DO THIS:
Output the lines of the records from the one containing "What's the underlying" through the last, both ends included. Leave pictures out.

***** DATASET EXTRACT

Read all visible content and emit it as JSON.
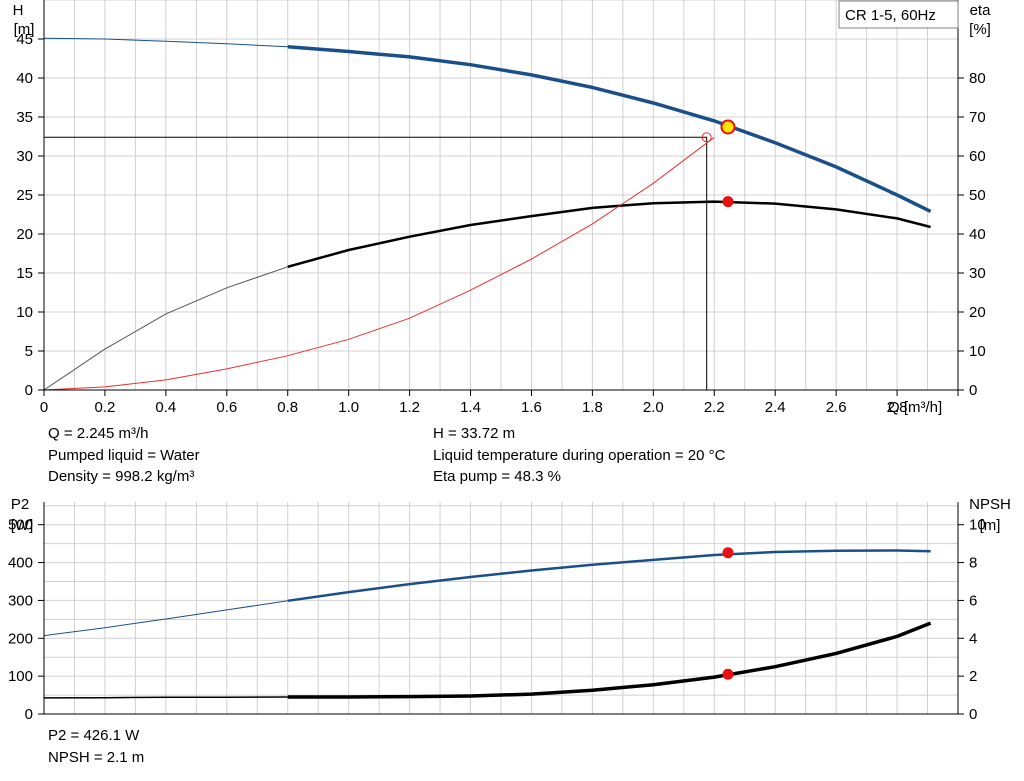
{
  "colors": {
    "head": "#1a4f8a",
    "eta": "#000000",
    "system": "#e83030",
    "p2": "#1a4f8a",
    "npsh": "#000000",
    "marker": "#e81010",
    "duty_marker": "#ffe600",
    "grid": "#d0d0d0"
  },
  "chart_data": [
    {
      "type": "line",
      "legend_title": "CR 1-5, 60Hz",
      "legend_position": "top-right",
      "grid": true,
      "x_label": "Q [m³/h]",
      "xlim": [
        0,
        3.0
      ],
      "x_ticks": [
        "0",
        "0.2",
        "0.4",
        "0.6",
        "0.8",
        "1.0",
        "1.2",
        "1.4",
        "1.6",
        "1.8",
        "2.0",
        "2.2",
        "2.4",
        "2.6",
        "2.8"
      ],
      "y_left": {
        "label_line1": "H",
        "label_line2": "[m]",
        "ylim": [
          0,
          50
        ],
        "ticks": [
          "0",
          "5",
          "10",
          "15",
          "20",
          "25",
          "30",
          "35",
          "40",
          "45"
        ]
      },
      "y_right": {
        "label_line1": "eta",
        "label_line2": "[%]",
        "ylim": [
          0,
          100
        ],
        "ticks": [
          "0",
          "10",
          "20",
          "30",
          "40",
          "50",
          "60",
          "70",
          "80"
        ]
      },
      "series": [
        {
          "key": "head",
          "axis": "left",
          "thin_until": 0.8,
          "x": [
            0,
            0.2,
            0.4,
            0.6,
            0.8,
            1.0,
            1.2,
            1.4,
            1.6,
            1.8,
            2.0,
            2.2,
            2.4,
            2.6,
            2.8,
            2.91
          ],
          "y": [
            45.1,
            45.0,
            44.7,
            44.4,
            44.0,
            43.4,
            42.7,
            41.7,
            40.4,
            38.8,
            36.8,
            34.5,
            31.7,
            28.6,
            25.0,
            22.9
          ]
        },
        {
          "key": "eta",
          "axis": "right",
          "thin_until": 0.8,
          "x": [
            0,
            0.2,
            0.4,
            0.6,
            0.8,
            1.0,
            1.2,
            1.4,
            1.6,
            1.8,
            2.0,
            2.2,
            2.4,
            2.6,
            2.8,
            2.91
          ],
          "y": [
            0,
            10.5,
            19.5,
            26.2,
            31.6,
            35.9,
            39.3,
            42.3,
            44.6,
            46.7,
            47.9,
            48.3,
            47.8,
            46.3,
            44.0,
            41.8
          ]
        },
        {
          "key": "system",
          "axis": "left",
          "thin_until": 3.0,
          "x": [
            0,
            0.2,
            0.4,
            0.6,
            0.8,
            1.0,
            1.2,
            1.4,
            1.6,
            1.8,
            2.0,
            2.2
          ],
          "y": [
            0,
            0.4,
            1.3,
            2.7,
            4.4,
            6.5,
            9.2,
            12.8,
            16.8,
            21.3,
            26.5,
            32.4
          ]
        }
      ],
      "duty_point": {
        "x": 2.245,
        "head": 33.72,
        "eta": 48.3,
        "system_head": 32.4
      }
    },
    {
      "type": "line",
      "grid": true,
      "xlim": [
        0,
        3.0
      ],
      "y_left": {
        "label_line1": "P2",
        "label_line2": "[W]",
        "ylim": [
          0,
          560
        ],
        "ticks": [
          "0",
          "100",
          "200",
          "300",
          "400",
          "500"
        ]
      },
      "y_right": {
        "label_line1": "NPSH",
        "label_line2": "[m]",
        "ylim": [
          0,
          11.2
        ],
        "ticks": [
          "0",
          "2",
          "4",
          "6",
          "8",
          "10"
        ]
      },
      "series": [
        {
          "key": "p2",
          "axis": "left",
          "thin_until": 0.8,
          "x": [
            0,
            0.2,
            0.4,
            0.6,
            0.8,
            1.0,
            1.2,
            1.4,
            1.6,
            1.8,
            2.0,
            2.2,
            2.4,
            2.6,
            2.8,
            2.91
          ],
          "y": [
            207,
            228,
            251,
            275,
            299,
            322,
            343,
            362,
            379,
            394,
            407,
            420,
            428,
            431,
            432,
            430
          ]
        },
        {
          "key": "npsh",
          "axis": "right",
          "thin_until": 0.8,
          "x": [
            0,
            0.2,
            0.4,
            0.6,
            0.8,
            1.0,
            1.2,
            1.4,
            1.6,
            1.8,
            2.0,
            2.2,
            2.4,
            2.6,
            2.8,
            2.91
          ],
          "y": [
            0.85,
            0.86,
            0.88,
            0.89,
            0.9,
            0.9,
            0.92,
            0.95,
            1.05,
            1.25,
            1.55,
            1.95,
            2.5,
            3.2,
            4.1,
            4.8
          ]
        }
      ],
      "duty_point": {
        "x": 2.245,
        "p2": 426.1,
        "npsh": 2.1
      }
    }
  ],
  "info": {
    "q": "Q = 2.245 m³/h",
    "liquid": "Pumped liquid = Water",
    "density": "Density = 998.2 kg/m³",
    "h": "H = 33.72 m",
    "temp": "Liquid temperature during operation = 20 °C",
    "eta": "Eta pump = 48.3 %",
    "p2": "P2 = 426.1 W",
    "npsh": "NPSH = 2.1 m"
  }
}
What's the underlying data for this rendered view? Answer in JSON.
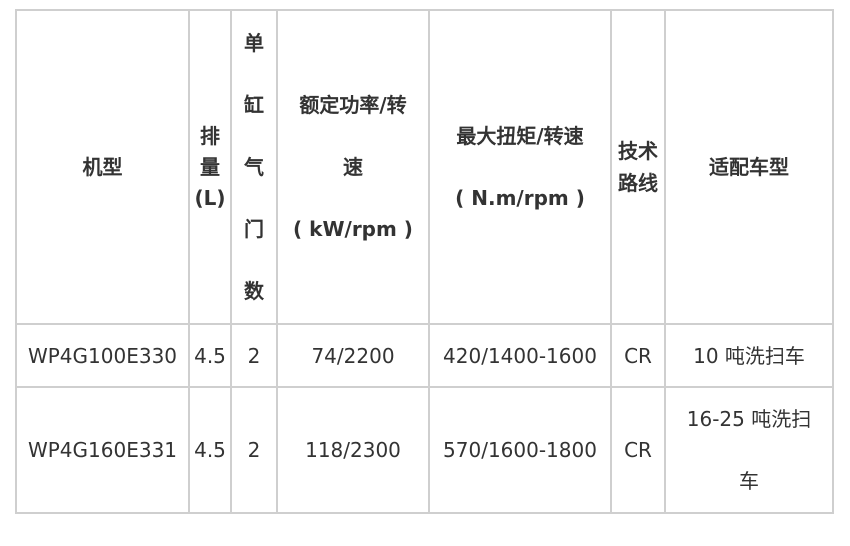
{
  "table": {
    "headers": [
      {
        "lines": [
          "机型"
        ]
      },
      {
        "lines": [
          "排",
          "量",
          "(L)"
        ]
      },
      {
        "lines": [
          "单",
          "缸",
          "气",
          "门",
          "数"
        ]
      },
      {
        "lines": [
          "额定功率/转",
          "速",
          "( kW/rpm )"
        ]
      },
      {
        "lines": [
          "最大扭矩/转速",
          "( N.m/rpm )"
        ]
      },
      {
        "lines": [
          "技术",
          "路线"
        ]
      },
      {
        "lines": [
          "适配车型"
        ]
      }
    ],
    "rows": [
      {
        "model": "WP4G100E330",
        "displacement": "4.5",
        "valves": "2",
        "power": "74/2200",
        "torque": "420/1400-1600",
        "tech": "CR",
        "vehicle_lines": [
          "10 吨洗扫车"
        ]
      },
      {
        "model": "WP4G160E331",
        "displacement": "4.5",
        "valves": "2",
        "power": "118/2300",
        "torque": "570/1600-1800",
        "tech": "CR",
        "vehicle_lines": [
          "16-25 吨洗扫",
          "车"
        ]
      }
    ]
  }
}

**********

COMPLETE ANSWER:
What's the underlying data for this rendered view? Answer in JSON.
{
  "table": {
    "headers": [
      {
        "lines": [
          "机型"
        ]
      },
      {
        "lines": [
          "排",
          "量",
          "(L)"
        ]
      },
      {
        "lines": [
          "单",
          "缸",
          "气",
          "门",
          "数"
        ]
      },
      {
        "lines": [
          "额定功率/转",
          "速",
          "( kW/rpm )"
        ]
      },
      {
        "lines": [
          "最大扭矩/转速",
          "( N.m/rpm )"
        ]
      },
      {
        "lines": [
          "技术",
          "路线"
        ]
      },
      {
        "lines": [
          "适配车型"
        ]
      }
    ],
    "rows": [
      {
        "model": "WP4G100E330",
        "displacement": "4.5",
        "valves": "2",
        "power": "74/2200",
        "torque": "420/1400-1600",
        "tech": "CR",
        "vehicle_lines": [
          "10 吨洗扫车"
        ]
      },
      {
        "model": "WP4G160E331",
        "displacement": "4.5",
        "valves": "2",
        "power": "118/2300",
        "torque": "570/1600-1800",
        "tech": "CR",
        "vehicle_lines": [
          "16-25 吨洗扫",
          "车"
        ]
      }
    ]
  }
}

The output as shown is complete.